> **Task to carry out**
Copy all lines of the listing that include the string "siguiente".

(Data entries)
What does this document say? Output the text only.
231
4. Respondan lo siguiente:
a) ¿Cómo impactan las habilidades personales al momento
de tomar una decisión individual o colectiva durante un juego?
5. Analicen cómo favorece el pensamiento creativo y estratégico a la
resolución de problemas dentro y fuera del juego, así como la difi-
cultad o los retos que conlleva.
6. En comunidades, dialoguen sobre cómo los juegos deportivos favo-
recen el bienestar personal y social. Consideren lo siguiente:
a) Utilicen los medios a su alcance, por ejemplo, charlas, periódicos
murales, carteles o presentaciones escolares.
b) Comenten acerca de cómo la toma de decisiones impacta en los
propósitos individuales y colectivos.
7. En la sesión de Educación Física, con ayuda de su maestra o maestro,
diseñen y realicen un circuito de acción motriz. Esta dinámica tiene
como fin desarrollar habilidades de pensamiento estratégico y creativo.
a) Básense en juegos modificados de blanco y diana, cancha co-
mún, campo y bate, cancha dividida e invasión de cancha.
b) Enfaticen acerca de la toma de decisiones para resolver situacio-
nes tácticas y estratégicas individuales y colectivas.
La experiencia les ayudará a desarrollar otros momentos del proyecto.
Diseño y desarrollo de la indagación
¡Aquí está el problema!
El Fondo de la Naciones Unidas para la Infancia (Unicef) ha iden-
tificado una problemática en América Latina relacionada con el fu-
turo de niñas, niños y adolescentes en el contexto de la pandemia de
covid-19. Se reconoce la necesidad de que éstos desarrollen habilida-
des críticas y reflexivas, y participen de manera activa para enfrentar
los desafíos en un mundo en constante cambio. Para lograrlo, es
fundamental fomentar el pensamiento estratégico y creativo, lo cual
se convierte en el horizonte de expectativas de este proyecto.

> **Answer for this exercise**
4. Respondan lo siguiente:
recen el bienestar personal y social. Consideren lo siguiente:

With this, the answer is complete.